- **What you need to do**:
Copy each line below in which the string "旅游信息管理系统" occurs.

┄┄┄┄┄┄┄┄┄┄

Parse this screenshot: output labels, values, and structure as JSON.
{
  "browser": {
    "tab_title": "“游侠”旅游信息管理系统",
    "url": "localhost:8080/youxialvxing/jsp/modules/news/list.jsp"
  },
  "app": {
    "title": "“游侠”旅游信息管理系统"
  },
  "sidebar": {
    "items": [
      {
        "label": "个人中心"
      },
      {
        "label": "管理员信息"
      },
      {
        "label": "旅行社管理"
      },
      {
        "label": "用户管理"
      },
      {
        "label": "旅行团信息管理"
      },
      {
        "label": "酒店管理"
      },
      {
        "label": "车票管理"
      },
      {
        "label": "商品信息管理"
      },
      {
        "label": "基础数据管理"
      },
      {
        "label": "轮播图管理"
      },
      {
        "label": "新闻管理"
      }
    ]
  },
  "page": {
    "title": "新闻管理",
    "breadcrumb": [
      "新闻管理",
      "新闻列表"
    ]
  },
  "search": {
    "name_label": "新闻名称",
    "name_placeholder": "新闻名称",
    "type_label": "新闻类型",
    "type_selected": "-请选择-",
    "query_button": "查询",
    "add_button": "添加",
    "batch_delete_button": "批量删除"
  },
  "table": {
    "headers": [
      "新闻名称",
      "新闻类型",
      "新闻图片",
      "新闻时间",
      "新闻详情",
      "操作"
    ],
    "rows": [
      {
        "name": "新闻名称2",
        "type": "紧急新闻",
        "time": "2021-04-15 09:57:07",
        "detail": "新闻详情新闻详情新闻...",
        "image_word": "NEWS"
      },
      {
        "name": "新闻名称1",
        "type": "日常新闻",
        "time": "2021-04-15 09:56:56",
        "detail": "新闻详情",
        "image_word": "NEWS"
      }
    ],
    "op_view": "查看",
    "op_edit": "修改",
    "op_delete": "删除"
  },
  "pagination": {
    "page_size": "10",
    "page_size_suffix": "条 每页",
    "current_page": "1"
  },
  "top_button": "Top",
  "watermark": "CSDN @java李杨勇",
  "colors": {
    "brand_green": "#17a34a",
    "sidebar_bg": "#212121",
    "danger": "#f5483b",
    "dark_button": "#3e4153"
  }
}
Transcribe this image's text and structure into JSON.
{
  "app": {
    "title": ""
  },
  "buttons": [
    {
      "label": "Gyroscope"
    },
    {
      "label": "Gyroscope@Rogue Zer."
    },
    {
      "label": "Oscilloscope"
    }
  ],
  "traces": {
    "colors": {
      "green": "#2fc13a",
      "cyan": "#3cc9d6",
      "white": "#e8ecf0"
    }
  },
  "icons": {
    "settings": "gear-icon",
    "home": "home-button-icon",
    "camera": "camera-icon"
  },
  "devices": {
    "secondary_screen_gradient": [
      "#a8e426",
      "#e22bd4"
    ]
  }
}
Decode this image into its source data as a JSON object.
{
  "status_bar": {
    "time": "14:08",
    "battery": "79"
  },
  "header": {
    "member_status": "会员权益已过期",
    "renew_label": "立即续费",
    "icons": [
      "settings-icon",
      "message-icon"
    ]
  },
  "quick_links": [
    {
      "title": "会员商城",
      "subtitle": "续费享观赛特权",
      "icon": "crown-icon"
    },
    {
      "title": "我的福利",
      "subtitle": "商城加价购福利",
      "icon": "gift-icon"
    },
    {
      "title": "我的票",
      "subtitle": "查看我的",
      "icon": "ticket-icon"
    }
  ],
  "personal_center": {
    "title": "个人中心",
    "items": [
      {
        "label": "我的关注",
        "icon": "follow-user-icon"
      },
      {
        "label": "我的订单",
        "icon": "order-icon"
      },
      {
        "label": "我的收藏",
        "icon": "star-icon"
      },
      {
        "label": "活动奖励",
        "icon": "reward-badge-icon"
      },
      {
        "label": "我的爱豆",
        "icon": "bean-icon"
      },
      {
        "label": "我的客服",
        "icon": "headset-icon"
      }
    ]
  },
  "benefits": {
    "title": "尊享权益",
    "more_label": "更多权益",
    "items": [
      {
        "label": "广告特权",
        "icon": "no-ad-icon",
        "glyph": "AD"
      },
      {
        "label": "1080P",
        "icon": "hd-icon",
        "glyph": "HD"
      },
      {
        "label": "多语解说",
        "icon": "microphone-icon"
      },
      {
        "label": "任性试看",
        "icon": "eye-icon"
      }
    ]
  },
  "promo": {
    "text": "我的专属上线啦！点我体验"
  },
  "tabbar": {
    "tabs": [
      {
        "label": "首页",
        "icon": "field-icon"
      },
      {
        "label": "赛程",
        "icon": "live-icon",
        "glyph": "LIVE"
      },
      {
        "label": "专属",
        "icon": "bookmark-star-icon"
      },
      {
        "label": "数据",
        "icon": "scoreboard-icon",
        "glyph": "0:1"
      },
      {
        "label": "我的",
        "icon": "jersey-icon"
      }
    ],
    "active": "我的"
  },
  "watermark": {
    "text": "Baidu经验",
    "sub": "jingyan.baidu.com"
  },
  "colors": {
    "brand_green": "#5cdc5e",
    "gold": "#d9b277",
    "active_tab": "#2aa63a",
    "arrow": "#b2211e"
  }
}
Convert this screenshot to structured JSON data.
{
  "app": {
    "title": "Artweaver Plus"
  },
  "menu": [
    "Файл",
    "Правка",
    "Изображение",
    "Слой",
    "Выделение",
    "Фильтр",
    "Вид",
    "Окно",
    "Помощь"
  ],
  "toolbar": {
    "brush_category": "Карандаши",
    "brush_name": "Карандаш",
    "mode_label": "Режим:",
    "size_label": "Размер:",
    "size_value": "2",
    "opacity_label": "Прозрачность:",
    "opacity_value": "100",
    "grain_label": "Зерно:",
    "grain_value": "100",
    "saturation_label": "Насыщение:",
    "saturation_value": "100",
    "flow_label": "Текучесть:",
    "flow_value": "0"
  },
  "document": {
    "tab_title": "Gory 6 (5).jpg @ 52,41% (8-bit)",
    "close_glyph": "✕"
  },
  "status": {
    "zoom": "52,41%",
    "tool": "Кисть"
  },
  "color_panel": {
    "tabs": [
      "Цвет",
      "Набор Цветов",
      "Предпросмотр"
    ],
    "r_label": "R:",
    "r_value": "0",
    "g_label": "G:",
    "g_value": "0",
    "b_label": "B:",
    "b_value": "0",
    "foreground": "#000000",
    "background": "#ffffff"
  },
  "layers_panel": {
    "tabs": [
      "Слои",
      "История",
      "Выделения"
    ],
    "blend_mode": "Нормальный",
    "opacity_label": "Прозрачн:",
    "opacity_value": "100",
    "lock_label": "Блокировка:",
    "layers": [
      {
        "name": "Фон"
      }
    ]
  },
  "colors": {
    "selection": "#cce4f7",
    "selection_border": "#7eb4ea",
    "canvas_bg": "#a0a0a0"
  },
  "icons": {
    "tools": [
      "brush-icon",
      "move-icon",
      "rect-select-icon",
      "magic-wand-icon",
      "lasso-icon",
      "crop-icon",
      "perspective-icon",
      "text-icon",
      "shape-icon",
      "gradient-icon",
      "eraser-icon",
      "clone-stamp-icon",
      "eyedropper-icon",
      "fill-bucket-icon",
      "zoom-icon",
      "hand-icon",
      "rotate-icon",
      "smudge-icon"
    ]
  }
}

┄┄┄┄┄┄┄┄┄┄

- **Response**:
    "tab_title": "“游侠”旅游信息管理系统",
    "title": "“游侠”旅游信息管理系统"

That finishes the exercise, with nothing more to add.